Given data:

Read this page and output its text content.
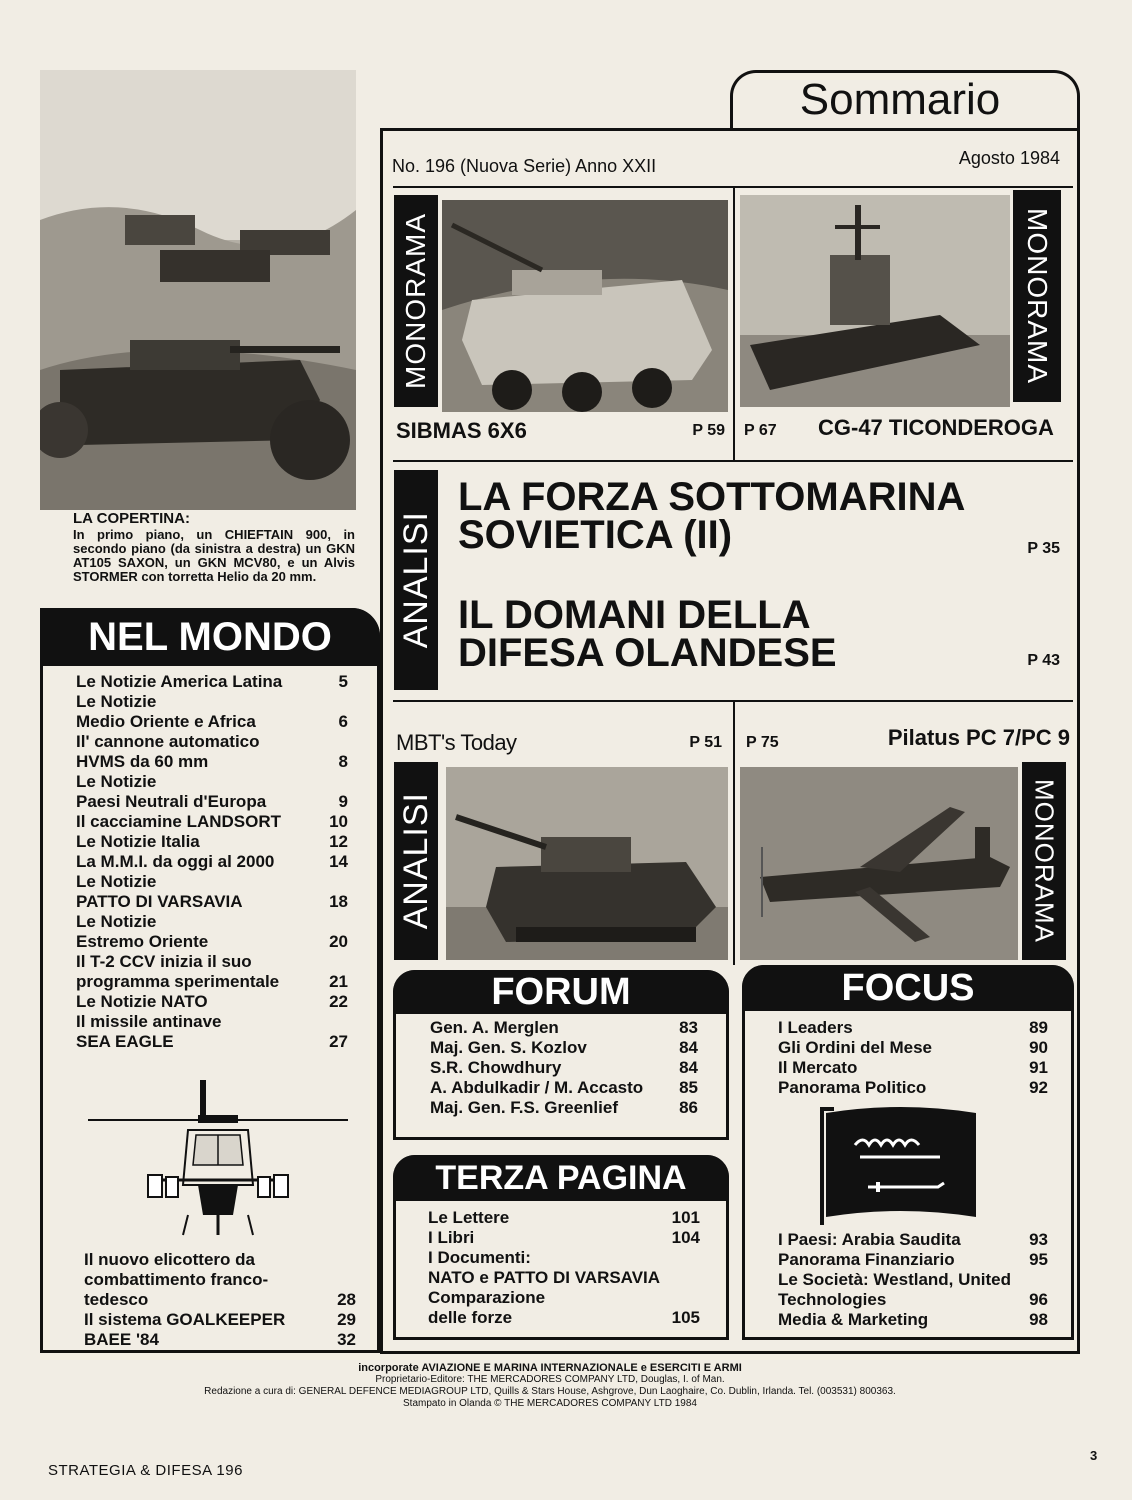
LA COPERTINA:
In primo piano, un CHIEFTAIN 900, in secondo piano (da sinistra a destra) un GKN AT105 SAXON, un GKN MCV80, e un Alvis STORMER con torretta Helio da 20 mm.
NEL MONDO
Le Notizie America Latina	5
Le Notizie
Medio Oriente e Africa	6
Il' cannone automatico
HVMS da 60 mm	8
Le Notizie
Paesi Neutrali d'Europa	9
Il cacciamine LANDSORT	10
Le Notizie Italia	12
La M.M.I. da oggi al 2000	14
Le Notizie
PATTO DI VARSAVIA	18
Le Notizie
Estremo Oriente	20
Il T-2 CCV inizia il suo
programma sperimentale	21
Le Notizie NATO	22
Il missile antinave
SEA EAGLE	27
Il nuovo elicottero da
combattimento franco-
tedesco	28
Il sistema GOALKEEPER	29
BAEE '84	32
Sommario
No. 196 (Nuova Serie) Anno XXII	Agosto 1984
MONORAMA
SIBMAS 6X6	P 59
MONORAMA
P 67 CG-47 TICONDEROGA
ANALISI
LA FORZA SOTTOMARINA
SOVIETICA (II)	P 35
IL DOMANI DELLA
DIFESA OLANDESE	P 43
MBT's Today	P 51
ANALISI
P 75	Pilatus PC 7/PC 9
MONORAMA
FORUM
Gen. A. Merglen	83
Maj. Gen. S. Kozlov	84
S.R. Chowdhury	84
A. Abdulkadir / M. Accasto	85
Maj. Gen. F.S. Greenlief	86
TERZA PAGINA
Le Lettere	101
I Libri	104
I Documenti:
NATO e PATTO DI VARSAVIA
Comparazione
delle forze	105
FOCUS
I Leaders	89
Gli Ordini del Mese	90
Il Mercato	91
Panorama Politico	92
I Paesi: Arabia Saudita	93
Panorama Finanziario	95
Le Società: Westland, United
Technologies	96
Media & Marketing	98
incorporate AVIAZIONE E MARINA INTERNAZIONALE e ESERCITI E ARMI
Proprietario-Editore: THE MERCADORES COMPANY LTD, Douglas, I. of Man.
Redazione a cura di: GENERAL DEFENCE MEDIAGROUP LTD, Quills & Stars House, Ashgrove, Dun Laoghaire, Co. Dublin, Irlanda. Tel. (003531) 800363.
Stampato in Olanda © THE MERCADORES COMPANY LTD 1984
STRATEGIA & DIFESA 196
3
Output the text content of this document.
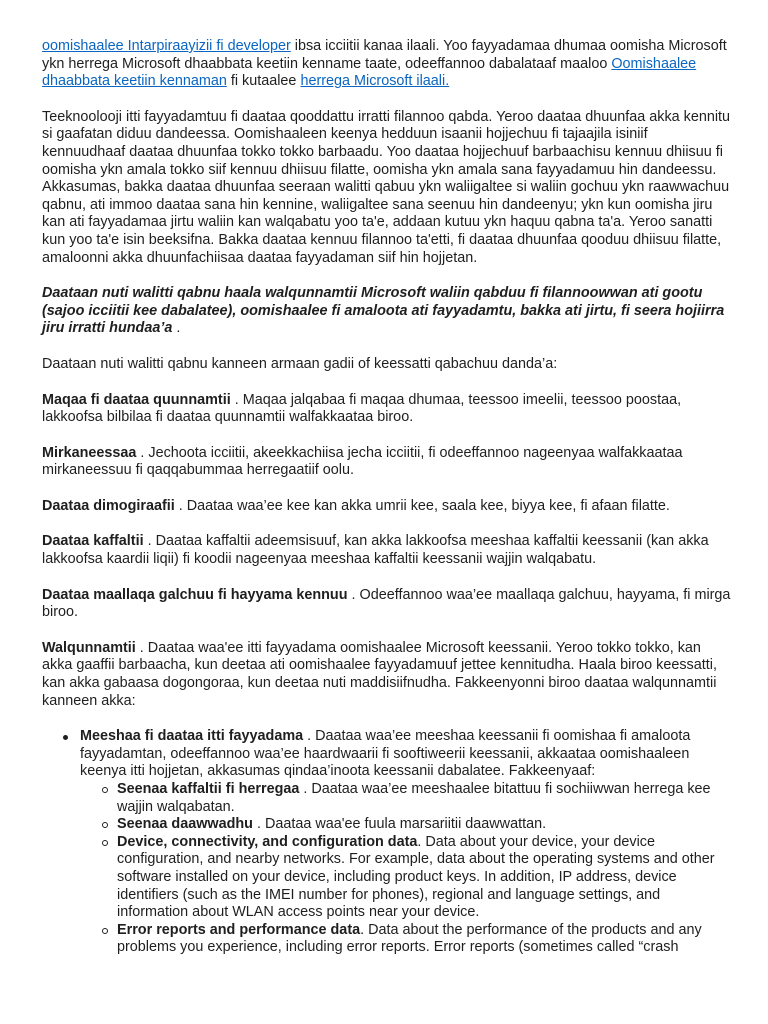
oomishaalee Intarpiraayizii fi developer ibsa icciitii kanaa ilaali. Yoo fayyadamaa dhumaa oomisha Microsoft ykn herrega Microsoft dhaabbata keetiin kenname taate, odeeffannoo dabalataaf maaloo Oomishaalee dhaabbata keetiin kennaman fi kutaalee herrega Microsoft ilaali.

Teeknoolooji itti fayyadamtuu fi daataa qooddattu irratti filannoo qabda. Yeroo daataa dhuunfaa akka kennitu si gaafatan diduu dandeessa. Oomishaaleen keenya hedduun isaanii hojjechuu fi tajaajila isiniif kennuudhaaf daataa dhuunfaa tokko tokko barbaadu. Yoo daataa hojjechuuf barbaachisu kennuu dhiisuu fi oomisha ykn amala tokko siif kennuu dhiisuu filatte, oomisha ykn amala sana fayyadamuu hin dandeessu. Akkasumas, bakka daataa dhuunfaa seeraan walitti qabuu ykn waliigaltee si waliin gochuu ykn raawwachuu qabnu, ati immoo daataa sana hin kennine, waliigaltee sana seenuu hin dandeenyu; ykn kun oomisha jiru kan ati fayyadamaa jirtu waliin kan walqabatu yoo ta'e, addaan kutuu ykn haquu qabna ta'a. Yeroo sanatti kun yoo ta'e isin beeksifna. Bakka daataa kennuu filannoo ta'etti, fi daataa dhuunfaa qooduu dhiisuu filatte, amaloonni akka dhuunfachiisaa daataa fayyadaman siif hin hojjetan.

Daataan nuti walitti qabnu haala walqunnamtii Microsoft waliin qabduu fi filannoowwan ati gootu (sajoo icciitii kee dabalatee), oomishaalee fi amaloota ati fayyadamtu, bakka ati jirtu, fi seera hojiirra jiru irratti hundaa’a .

Daataan nuti walitti qabnu kanneen armaan gadii of keessatti qabachuu danda’a:

Maqaa fi daataa quunnamtii . Maqaa jalqabaa fi maqaa dhumaa, teessoo imeelii, teessoo poostaa, lakkoofsa bilbilaa fi daataa quunnamtii walfakkaataa biroo.

Mirkaneessaa . Jechoota icciitii, akeekkachiisa jecha icciitii, fi odeeffannoo nageenyaa walfakkaataa mirkaneessuu fi qaqqabummaa herregaatiif oolu.

Daataa dimogiraafii . Daataa waa’ee kee kan akka umrii kee, saala kee, biyya kee, fi afaan filatte.

Daataa kaffaltii . Daataa kaffaltii adeemsisuuf, kan akka lakkoofsa meeshaa kaffaltii keessanii (kan akka lakkoofsa kaardii liqii) fi koodii nageenyaa meeshaa kaffaltii keessanii wajjin walqabatu.

Daataa maallaqa galchuu fi hayyama kennuu . Odeeffannoo waa’ee maallaqa galchuu, hayyama, fi mirga biroo.

Walqunnamtii . Daataa waa'ee itti fayyadama oomishaalee Microsoft keessanii. Yeroo tokko tokko, kan akka gaaffii barbaacha, kun deetaa ati oomishaalee fayyadamuuf jettee kennitudha. Haala biroo keessatti, kan akka gabaasa dogongoraa, kun deetaa nuti maddisiifnudha. Fakkeenyonni biroo daataa walqunnamtii kanneen akka:

Meeshaa fi daataa itti fayyadama . Daataa waa’ee meeshaa keessanii fi oomishaa fi amaloota fayyadamtan, odeeffannoo waa’ee haardwaarii fi sooftiweerii keessanii, akkaataa oomishaaleen keenya itti hojjetan, akkasumas qindaa’inoota keessanii dabalatee. Fakkeenyaaf:
Seenaa kaffaltii fi herregaa . Daataa waa’ee meeshaalee bitattuu fi sochiiwwan herrega kee wajjin walqabatan.
Seenaa daawwadhu . Daataa waa'ee fuula marsariitii daawwattan.
Device, connectivity, and configuration data. Data about your device, your device configuration, and nearby networks. For example, data about the operating systems and other software installed on your device, including product keys. In addition, IP address, device identifiers (such as the IMEI number for phones), regional and language settings, and information about WLAN access points near your device.
Error reports and performance data. Data about the performance of the products and any problems you experience, including error reports. Error reports (sometimes called “crash
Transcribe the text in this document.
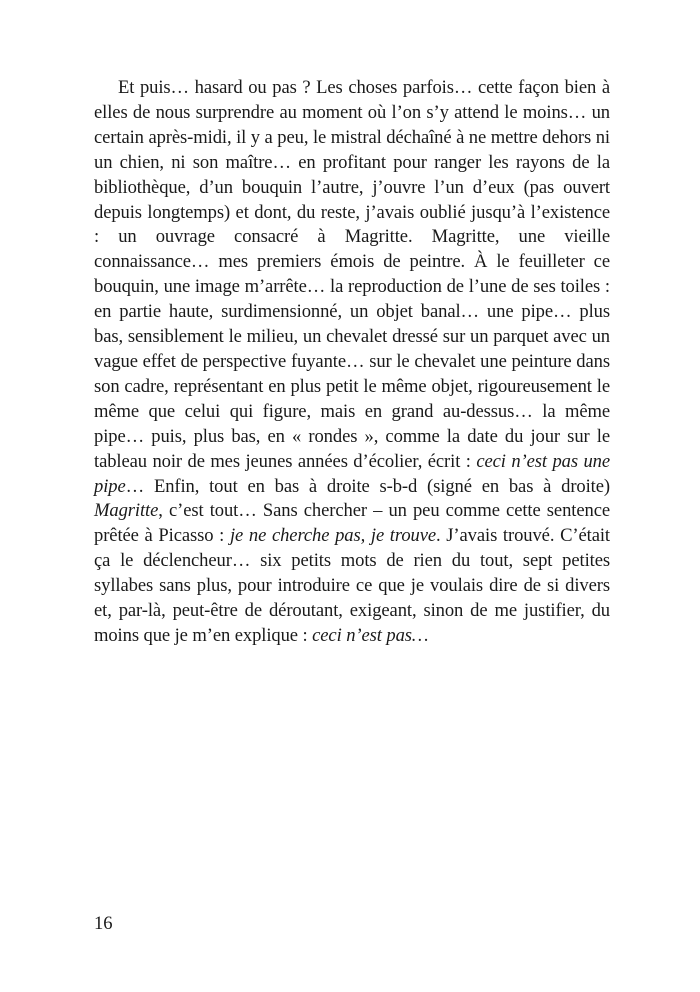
Et puis… hasard ou pas ? Les choses parfois… cette façon bien à elles de nous surprendre au moment où l’on s’y attend le moins… un certain après-midi, il y a peu, le mistral déchaîné à ne mettre dehors ni un chien, ni son maître… en profitant pour ranger les rayons de la bibliothèque, d’un bouquin l’autre, j’ouvre l’un d’eux (pas ouvert depuis longtemps) et dont, du reste, j’avais oublié jusqu’à l’existence : un ouvrage consacré à Magritte. Magritte, une vieille connaissance… mes premiers émois de peintre. À le feuilleter ce bouquin, une image m’arrête… la reproduction de l’une de ses toiles : en partie haute, surdimensionné, un objet banal… une pipe… plus bas, sensiblement le milieu, un chevalet dressé sur un parquet avec un vague effet de perspective fuyante… sur le chevalet une peinture dans son cadre, représentant en plus petit le même objet, rigoureusement le même que celui qui figure, mais en grand au-dessus… la même pipe… puis, plus bas, en « rondes », comme la date du jour sur le tableau noir de mes jeunes années d’écolier, écrit : ceci n’est pas une pipe… Enfin, tout en bas à droite s-b-d (signé en bas à droite) Magritte, c’est tout… Sans chercher – un peu comme cette sentence prêtée à Picasso : je ne cherche pas, je trouve. J’avais trouvé. C’était ça le déclencheur… six petits mots de rien du tout, sept petites syllabes sans plus, pour introduire ce que je voulais dire de si divers et, par-là, peut-être de déroutant, exigeant, sinon de me justifier, du moins que je m’en explique : ceci n’est pas…

16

Short task:
Respond with the number of lines containing "VARSAVIA" and no additional words.

Response to this task:
2